Source records:

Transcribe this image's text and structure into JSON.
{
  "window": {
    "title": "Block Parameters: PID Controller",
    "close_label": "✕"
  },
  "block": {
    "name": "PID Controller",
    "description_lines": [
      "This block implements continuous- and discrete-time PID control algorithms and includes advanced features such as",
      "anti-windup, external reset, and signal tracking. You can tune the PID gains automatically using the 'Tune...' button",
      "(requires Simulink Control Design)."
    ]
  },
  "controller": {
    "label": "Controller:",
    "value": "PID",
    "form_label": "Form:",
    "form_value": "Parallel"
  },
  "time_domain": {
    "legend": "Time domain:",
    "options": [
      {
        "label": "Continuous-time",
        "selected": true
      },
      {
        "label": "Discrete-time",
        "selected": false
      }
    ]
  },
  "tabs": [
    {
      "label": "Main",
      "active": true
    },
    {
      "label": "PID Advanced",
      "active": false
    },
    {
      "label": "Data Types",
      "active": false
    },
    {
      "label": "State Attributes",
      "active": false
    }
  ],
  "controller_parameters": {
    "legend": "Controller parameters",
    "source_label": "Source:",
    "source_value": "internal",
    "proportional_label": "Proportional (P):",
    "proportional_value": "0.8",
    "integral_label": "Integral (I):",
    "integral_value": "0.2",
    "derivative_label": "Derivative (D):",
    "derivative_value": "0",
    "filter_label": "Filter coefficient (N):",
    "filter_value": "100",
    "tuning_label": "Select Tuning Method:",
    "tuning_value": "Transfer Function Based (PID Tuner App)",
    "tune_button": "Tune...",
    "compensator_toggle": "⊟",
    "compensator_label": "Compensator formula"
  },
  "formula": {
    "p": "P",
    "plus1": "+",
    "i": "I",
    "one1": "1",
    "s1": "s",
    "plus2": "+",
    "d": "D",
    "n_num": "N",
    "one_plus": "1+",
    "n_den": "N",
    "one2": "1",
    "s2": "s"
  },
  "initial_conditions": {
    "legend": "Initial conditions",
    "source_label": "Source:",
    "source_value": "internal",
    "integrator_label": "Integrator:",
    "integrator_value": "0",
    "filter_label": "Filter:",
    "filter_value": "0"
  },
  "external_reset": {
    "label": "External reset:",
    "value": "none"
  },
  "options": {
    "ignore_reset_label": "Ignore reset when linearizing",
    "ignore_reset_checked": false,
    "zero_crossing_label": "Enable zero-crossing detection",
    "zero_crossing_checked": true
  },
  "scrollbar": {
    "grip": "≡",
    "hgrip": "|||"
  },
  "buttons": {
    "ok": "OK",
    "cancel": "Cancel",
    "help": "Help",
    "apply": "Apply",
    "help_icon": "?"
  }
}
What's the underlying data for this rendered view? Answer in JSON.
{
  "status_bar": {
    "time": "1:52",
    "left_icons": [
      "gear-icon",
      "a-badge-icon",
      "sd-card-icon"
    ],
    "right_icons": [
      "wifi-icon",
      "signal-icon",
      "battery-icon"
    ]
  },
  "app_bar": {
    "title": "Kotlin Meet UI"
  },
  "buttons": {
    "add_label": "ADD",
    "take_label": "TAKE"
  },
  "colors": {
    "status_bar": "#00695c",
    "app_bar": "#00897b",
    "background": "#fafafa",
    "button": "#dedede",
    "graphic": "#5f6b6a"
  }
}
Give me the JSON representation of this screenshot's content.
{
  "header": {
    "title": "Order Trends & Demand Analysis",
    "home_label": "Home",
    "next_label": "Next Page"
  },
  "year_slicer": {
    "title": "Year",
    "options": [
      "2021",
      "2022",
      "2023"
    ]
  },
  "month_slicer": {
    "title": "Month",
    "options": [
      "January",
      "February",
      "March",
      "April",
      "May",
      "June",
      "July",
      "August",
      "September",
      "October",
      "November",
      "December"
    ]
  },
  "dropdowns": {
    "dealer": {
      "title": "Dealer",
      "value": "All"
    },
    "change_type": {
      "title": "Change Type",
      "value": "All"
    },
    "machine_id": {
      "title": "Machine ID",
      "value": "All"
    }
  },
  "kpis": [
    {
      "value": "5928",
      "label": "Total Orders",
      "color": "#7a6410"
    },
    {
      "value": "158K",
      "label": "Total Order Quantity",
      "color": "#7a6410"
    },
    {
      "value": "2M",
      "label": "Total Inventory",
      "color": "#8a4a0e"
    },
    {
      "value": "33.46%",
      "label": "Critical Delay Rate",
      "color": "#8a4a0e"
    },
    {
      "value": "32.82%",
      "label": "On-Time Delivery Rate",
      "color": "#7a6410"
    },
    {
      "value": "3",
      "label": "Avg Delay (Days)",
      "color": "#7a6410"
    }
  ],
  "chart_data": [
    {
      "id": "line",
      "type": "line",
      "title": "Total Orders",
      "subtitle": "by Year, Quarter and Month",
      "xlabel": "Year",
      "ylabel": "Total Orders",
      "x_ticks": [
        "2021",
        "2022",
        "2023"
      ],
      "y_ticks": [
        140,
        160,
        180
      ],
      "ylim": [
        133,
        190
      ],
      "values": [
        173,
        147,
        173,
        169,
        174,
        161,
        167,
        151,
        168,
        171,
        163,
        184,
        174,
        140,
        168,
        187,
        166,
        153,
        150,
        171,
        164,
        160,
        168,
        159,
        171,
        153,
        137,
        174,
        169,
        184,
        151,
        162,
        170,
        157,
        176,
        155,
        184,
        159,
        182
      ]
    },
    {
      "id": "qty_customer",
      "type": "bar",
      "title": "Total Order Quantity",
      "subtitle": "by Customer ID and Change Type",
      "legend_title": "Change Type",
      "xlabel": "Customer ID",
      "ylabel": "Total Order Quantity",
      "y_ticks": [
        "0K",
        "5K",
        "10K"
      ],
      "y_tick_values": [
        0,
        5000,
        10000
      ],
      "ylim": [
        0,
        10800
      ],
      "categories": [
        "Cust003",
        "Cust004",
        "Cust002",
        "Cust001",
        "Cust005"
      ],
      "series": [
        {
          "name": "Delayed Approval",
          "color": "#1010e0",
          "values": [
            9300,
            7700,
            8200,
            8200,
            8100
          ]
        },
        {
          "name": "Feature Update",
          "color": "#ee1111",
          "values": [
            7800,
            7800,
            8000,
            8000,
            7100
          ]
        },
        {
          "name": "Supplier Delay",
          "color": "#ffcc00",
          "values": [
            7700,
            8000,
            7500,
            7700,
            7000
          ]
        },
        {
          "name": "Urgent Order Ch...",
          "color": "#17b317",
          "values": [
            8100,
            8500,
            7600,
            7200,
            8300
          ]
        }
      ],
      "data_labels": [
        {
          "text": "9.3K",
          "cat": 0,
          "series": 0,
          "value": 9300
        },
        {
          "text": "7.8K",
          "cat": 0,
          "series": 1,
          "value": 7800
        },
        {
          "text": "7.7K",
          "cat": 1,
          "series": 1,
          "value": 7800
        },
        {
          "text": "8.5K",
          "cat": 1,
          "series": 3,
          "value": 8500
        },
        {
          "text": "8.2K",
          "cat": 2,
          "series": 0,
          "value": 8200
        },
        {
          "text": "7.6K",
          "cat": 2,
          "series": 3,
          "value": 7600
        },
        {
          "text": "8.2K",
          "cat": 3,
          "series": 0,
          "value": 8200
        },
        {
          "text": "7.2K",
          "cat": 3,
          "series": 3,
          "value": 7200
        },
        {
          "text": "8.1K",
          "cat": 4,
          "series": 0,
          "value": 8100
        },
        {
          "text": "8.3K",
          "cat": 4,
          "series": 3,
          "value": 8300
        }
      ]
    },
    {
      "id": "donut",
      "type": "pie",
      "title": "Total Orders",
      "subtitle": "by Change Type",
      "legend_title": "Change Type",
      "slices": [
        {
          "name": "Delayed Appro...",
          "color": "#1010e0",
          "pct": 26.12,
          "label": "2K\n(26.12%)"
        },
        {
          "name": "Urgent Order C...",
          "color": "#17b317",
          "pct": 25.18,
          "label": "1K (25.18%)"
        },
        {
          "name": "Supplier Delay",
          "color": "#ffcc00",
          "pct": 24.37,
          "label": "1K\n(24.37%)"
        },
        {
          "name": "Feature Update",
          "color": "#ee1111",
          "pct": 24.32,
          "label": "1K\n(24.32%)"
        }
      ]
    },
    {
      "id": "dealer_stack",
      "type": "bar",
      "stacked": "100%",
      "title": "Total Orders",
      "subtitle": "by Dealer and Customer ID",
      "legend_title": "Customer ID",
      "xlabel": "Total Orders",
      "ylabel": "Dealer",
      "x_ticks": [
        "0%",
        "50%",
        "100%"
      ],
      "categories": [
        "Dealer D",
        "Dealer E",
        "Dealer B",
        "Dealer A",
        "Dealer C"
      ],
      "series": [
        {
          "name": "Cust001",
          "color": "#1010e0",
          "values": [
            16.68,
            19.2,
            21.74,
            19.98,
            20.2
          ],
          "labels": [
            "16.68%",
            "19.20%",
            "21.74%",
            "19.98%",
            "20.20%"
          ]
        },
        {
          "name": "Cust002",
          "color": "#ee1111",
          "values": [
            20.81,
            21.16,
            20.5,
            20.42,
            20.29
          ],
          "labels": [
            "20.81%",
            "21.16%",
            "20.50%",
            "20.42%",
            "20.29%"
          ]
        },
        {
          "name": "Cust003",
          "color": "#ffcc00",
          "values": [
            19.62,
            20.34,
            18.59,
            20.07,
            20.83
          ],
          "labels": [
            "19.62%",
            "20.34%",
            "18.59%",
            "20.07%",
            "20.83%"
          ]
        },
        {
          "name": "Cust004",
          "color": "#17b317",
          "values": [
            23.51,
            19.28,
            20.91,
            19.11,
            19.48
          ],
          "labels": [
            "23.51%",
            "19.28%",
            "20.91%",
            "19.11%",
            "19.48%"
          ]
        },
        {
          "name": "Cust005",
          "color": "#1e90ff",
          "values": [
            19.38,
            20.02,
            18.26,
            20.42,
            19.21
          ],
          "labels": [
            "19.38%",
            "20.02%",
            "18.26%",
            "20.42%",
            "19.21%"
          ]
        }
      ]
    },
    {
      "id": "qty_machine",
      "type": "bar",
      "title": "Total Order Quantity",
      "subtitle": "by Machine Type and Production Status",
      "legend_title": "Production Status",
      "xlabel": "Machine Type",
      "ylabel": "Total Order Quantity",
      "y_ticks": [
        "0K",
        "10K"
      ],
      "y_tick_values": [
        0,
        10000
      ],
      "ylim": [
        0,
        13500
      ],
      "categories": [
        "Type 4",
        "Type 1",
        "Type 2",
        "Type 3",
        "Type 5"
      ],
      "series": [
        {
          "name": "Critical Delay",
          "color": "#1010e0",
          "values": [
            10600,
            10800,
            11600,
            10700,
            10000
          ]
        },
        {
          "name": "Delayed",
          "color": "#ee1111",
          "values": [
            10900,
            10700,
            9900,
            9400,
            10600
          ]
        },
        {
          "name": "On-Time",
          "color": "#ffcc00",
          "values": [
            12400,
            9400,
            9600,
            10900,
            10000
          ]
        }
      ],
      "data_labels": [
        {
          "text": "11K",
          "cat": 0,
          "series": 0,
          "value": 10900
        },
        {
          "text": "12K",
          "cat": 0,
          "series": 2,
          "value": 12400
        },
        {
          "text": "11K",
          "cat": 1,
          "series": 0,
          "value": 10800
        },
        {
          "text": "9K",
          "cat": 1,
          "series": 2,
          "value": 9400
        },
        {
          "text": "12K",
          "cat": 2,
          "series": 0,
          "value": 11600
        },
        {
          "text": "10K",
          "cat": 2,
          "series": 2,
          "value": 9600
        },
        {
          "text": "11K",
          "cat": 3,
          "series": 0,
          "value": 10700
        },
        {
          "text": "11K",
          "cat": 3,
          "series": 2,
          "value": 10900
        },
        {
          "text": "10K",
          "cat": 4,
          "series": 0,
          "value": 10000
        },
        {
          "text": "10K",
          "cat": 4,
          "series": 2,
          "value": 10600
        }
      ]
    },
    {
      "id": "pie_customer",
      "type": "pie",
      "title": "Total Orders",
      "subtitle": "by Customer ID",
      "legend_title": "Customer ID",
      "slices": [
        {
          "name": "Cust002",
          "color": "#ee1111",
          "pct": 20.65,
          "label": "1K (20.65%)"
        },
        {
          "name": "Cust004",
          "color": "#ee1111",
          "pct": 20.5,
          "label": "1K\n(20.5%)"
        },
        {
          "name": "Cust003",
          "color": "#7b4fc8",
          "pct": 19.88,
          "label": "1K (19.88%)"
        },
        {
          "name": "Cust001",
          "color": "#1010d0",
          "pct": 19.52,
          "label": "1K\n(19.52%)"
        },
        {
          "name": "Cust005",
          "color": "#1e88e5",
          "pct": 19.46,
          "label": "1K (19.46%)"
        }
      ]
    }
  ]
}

• **Objective**
Gather up the lines containing the word "subtitle" from these records and copy them.

• **Response to this exercise**
      "subtitle": "by Year, Quarter and Month",
      "subtitle": "by Customer ID and Change Type",
      "subtitle": "by Change Type",
      "subtitle": "by Dealer and Customer ID",
      "subtitle": "by Machine Type and Production Status",
      "subtitle": "by Customer ID",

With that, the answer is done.